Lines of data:
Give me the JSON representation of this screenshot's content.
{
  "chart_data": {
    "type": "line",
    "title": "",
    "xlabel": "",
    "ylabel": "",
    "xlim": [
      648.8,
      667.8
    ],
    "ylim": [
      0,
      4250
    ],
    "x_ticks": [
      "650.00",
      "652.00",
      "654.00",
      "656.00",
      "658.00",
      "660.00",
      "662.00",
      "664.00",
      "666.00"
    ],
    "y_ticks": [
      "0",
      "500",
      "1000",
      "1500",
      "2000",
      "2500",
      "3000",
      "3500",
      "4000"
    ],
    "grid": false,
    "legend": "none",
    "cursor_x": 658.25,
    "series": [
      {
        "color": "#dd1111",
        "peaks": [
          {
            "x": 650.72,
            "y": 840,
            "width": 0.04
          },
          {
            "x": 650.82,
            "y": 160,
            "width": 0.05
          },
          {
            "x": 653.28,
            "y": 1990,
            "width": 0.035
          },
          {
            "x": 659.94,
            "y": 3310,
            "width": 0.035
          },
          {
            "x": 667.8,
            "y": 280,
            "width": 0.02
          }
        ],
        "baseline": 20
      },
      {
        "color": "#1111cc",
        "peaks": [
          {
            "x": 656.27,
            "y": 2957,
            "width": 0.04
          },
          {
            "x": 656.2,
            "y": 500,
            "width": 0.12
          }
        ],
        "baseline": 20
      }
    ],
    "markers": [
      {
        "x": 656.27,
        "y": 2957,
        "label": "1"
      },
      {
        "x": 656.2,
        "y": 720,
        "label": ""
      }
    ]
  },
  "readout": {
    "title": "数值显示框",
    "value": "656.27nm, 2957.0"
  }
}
* * *
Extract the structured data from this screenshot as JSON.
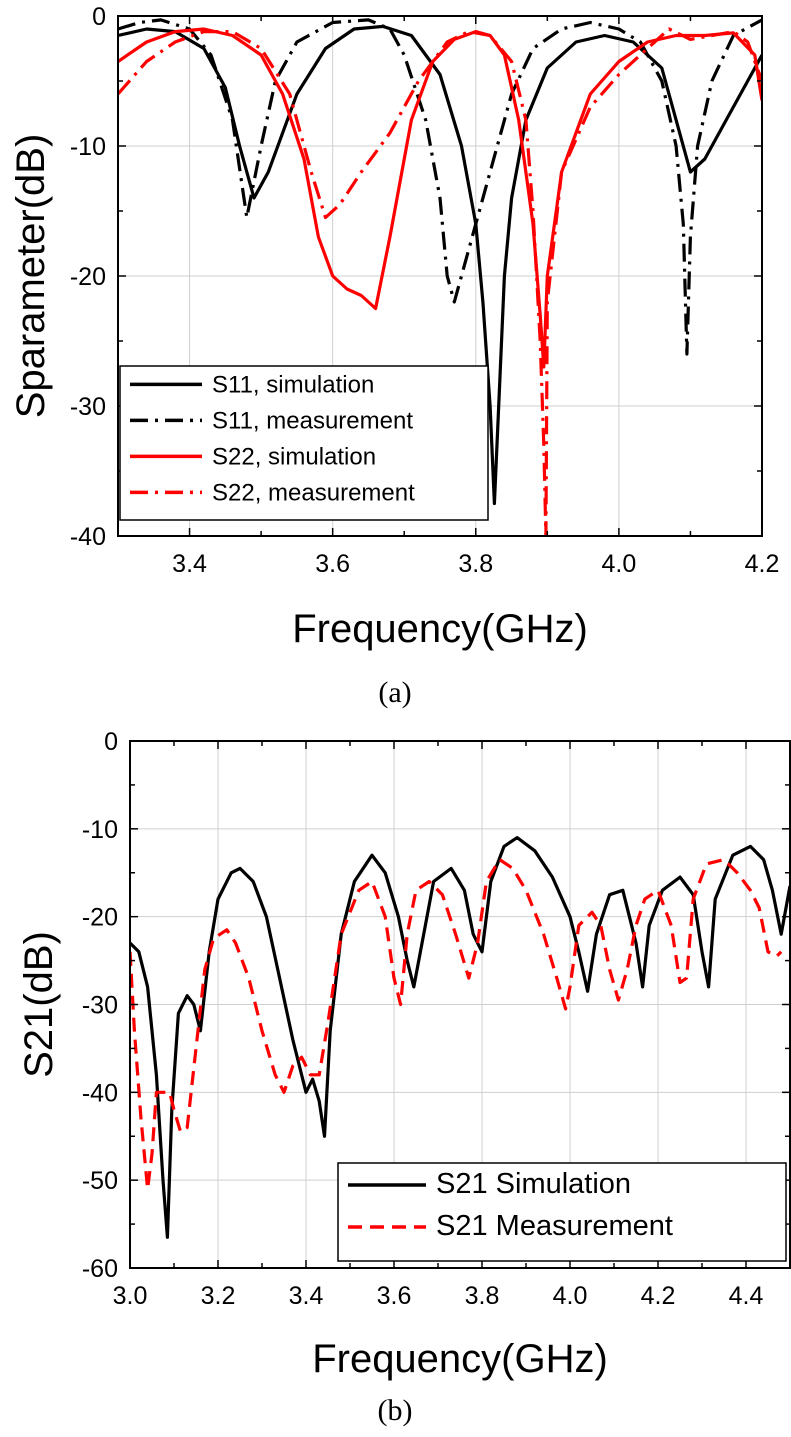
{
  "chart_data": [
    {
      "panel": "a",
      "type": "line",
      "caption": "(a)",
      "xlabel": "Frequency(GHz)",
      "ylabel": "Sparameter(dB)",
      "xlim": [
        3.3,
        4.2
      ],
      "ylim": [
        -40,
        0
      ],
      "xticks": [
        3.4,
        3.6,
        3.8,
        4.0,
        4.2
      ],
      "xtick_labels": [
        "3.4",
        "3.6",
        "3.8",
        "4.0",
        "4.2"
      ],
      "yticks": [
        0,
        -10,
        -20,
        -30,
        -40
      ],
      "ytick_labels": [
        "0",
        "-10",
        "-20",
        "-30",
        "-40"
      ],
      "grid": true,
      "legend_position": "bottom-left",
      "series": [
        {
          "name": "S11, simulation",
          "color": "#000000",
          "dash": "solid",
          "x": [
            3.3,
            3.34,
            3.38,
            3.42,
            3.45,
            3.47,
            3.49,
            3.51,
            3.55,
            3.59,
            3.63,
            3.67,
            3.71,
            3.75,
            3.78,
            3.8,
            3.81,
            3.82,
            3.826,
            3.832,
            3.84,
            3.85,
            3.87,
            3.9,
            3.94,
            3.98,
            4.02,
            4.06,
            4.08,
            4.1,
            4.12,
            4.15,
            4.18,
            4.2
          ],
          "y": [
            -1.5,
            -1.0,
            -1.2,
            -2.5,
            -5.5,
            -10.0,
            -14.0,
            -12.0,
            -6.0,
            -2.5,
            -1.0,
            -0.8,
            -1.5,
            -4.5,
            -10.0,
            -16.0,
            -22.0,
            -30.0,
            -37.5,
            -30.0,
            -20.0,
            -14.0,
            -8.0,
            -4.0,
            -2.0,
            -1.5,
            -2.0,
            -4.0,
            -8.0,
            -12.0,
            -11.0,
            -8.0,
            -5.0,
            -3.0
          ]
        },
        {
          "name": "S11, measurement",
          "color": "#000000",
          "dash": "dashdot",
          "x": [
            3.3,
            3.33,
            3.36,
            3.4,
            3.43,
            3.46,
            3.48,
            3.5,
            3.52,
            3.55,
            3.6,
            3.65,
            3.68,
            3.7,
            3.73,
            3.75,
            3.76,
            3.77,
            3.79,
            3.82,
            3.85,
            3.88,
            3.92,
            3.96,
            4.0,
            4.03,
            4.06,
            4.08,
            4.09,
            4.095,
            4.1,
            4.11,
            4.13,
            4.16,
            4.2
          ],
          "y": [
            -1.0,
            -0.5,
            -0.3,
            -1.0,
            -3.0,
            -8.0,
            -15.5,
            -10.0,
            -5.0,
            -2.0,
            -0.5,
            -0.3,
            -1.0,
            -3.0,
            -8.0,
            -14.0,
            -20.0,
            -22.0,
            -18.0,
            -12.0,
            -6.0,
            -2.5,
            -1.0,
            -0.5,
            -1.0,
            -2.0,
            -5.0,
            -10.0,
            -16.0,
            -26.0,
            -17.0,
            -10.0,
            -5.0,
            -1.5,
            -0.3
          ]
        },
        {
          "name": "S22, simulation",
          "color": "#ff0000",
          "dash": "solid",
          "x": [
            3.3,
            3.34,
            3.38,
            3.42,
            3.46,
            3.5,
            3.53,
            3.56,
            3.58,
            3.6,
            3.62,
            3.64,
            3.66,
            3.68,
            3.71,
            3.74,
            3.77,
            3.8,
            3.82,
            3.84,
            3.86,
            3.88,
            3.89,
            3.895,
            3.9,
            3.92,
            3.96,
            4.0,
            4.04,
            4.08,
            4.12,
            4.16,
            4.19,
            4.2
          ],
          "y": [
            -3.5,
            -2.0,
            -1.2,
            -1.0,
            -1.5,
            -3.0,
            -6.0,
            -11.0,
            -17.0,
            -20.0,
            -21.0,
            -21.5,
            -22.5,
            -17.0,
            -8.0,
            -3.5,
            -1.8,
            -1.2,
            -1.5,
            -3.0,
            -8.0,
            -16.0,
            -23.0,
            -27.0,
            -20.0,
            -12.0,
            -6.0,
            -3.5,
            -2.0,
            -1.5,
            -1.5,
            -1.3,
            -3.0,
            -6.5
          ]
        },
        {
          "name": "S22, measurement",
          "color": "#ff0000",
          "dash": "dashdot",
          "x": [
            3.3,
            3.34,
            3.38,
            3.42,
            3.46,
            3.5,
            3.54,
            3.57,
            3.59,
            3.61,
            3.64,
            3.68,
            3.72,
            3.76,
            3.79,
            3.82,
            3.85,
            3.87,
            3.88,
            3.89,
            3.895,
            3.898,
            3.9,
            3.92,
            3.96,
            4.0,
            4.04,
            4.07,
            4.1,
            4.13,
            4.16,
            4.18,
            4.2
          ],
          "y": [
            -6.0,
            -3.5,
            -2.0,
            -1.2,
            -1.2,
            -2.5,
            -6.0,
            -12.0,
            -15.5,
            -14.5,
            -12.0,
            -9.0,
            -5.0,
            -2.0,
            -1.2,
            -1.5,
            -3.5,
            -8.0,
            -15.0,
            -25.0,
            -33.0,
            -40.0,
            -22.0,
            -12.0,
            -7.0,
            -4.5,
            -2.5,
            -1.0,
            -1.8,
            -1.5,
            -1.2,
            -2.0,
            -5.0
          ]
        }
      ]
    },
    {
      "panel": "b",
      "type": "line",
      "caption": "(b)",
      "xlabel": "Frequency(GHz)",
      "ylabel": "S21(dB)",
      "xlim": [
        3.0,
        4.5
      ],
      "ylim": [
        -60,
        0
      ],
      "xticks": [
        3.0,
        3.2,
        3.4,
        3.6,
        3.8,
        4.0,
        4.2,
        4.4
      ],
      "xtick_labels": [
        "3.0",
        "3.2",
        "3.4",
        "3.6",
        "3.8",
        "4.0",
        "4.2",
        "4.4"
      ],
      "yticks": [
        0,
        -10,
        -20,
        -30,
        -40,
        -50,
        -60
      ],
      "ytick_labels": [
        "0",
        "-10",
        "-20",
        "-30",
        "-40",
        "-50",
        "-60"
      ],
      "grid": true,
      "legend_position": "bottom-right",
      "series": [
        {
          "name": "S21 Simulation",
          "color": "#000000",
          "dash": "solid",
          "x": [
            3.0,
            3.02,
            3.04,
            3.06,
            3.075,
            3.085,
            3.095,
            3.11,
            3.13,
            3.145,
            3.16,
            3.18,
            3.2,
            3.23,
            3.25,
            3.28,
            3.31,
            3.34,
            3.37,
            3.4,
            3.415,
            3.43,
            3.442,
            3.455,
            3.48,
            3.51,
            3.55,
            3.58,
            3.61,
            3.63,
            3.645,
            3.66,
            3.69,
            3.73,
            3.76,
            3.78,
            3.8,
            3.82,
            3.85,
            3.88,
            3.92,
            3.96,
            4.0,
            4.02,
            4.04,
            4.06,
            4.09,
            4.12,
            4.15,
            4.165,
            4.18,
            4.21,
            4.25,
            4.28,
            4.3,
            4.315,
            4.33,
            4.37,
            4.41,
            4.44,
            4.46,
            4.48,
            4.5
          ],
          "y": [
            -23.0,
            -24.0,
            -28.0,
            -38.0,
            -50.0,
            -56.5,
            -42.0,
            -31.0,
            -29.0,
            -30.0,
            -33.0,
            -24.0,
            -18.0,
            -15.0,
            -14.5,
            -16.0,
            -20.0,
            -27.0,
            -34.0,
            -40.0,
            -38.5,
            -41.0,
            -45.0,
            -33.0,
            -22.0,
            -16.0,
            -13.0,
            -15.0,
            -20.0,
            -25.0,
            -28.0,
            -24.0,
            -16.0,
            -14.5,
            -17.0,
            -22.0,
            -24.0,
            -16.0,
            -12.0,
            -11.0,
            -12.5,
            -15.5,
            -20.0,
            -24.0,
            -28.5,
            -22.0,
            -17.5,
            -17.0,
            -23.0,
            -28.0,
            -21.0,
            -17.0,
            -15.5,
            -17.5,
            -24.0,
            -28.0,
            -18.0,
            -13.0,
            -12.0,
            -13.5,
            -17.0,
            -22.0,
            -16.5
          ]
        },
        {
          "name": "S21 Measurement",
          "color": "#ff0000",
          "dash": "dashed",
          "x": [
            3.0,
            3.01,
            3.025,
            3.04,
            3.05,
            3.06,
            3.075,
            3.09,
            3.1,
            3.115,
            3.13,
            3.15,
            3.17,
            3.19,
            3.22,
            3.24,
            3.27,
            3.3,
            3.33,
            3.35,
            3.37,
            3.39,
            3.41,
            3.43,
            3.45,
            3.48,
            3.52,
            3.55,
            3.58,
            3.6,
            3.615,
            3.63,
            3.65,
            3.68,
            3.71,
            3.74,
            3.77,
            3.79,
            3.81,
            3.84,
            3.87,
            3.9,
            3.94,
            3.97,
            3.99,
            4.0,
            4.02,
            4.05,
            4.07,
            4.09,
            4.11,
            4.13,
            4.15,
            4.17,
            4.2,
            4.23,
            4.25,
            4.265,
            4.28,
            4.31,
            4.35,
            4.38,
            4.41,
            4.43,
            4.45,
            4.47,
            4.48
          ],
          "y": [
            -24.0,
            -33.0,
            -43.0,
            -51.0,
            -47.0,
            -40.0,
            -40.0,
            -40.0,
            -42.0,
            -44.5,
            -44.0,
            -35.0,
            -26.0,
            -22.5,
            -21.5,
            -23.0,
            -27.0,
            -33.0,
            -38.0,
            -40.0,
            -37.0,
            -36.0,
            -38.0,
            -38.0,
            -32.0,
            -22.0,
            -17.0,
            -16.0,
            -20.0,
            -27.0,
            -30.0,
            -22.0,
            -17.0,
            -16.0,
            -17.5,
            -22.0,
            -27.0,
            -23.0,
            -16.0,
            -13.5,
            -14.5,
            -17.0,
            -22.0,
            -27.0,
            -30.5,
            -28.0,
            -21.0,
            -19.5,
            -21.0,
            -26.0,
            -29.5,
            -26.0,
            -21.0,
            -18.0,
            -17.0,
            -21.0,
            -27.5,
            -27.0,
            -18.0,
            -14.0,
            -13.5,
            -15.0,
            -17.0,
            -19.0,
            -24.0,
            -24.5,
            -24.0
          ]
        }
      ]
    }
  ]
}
...
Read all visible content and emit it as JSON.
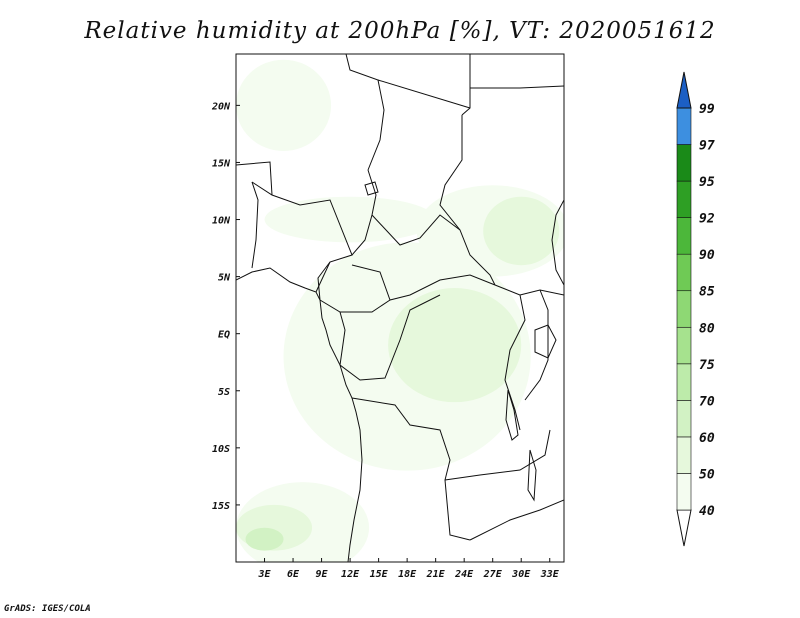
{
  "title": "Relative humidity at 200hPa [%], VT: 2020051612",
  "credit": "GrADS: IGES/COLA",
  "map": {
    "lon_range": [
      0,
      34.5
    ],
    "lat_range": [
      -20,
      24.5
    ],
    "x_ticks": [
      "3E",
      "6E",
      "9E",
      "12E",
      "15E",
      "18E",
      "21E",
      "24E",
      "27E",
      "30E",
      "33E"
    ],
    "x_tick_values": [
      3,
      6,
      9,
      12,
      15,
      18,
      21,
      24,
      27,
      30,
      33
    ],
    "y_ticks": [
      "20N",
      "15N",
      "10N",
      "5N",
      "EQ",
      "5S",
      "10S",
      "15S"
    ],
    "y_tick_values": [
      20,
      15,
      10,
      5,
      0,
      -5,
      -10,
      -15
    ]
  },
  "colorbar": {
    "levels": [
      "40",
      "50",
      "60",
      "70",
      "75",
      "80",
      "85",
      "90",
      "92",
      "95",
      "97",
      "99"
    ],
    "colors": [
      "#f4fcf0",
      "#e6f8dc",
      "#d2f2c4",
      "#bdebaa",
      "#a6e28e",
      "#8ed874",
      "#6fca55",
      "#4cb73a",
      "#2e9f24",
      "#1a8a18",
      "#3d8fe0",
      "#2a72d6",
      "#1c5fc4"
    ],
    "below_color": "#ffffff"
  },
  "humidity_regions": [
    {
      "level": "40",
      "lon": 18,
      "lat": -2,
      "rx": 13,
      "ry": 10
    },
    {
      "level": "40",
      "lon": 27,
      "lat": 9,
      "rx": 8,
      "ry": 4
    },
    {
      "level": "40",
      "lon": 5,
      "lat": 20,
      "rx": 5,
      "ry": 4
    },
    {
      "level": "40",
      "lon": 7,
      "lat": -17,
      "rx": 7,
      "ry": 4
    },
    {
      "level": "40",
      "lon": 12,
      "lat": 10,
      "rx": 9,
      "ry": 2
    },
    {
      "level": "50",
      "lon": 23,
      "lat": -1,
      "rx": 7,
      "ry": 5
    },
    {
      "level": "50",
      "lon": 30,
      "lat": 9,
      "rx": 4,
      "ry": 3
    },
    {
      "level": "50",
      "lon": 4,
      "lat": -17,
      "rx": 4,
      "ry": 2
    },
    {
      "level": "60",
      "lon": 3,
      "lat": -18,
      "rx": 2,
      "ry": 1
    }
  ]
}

Required task: Extract each line holding the string "name".

Output:
          "name": "S11, simulation",
          "name": "S11, measurement",
          "name": "S22, simulation",
          "name": "S22, measurement",
          "name": "S21 Simulation",
          "name": "S21 Measurement",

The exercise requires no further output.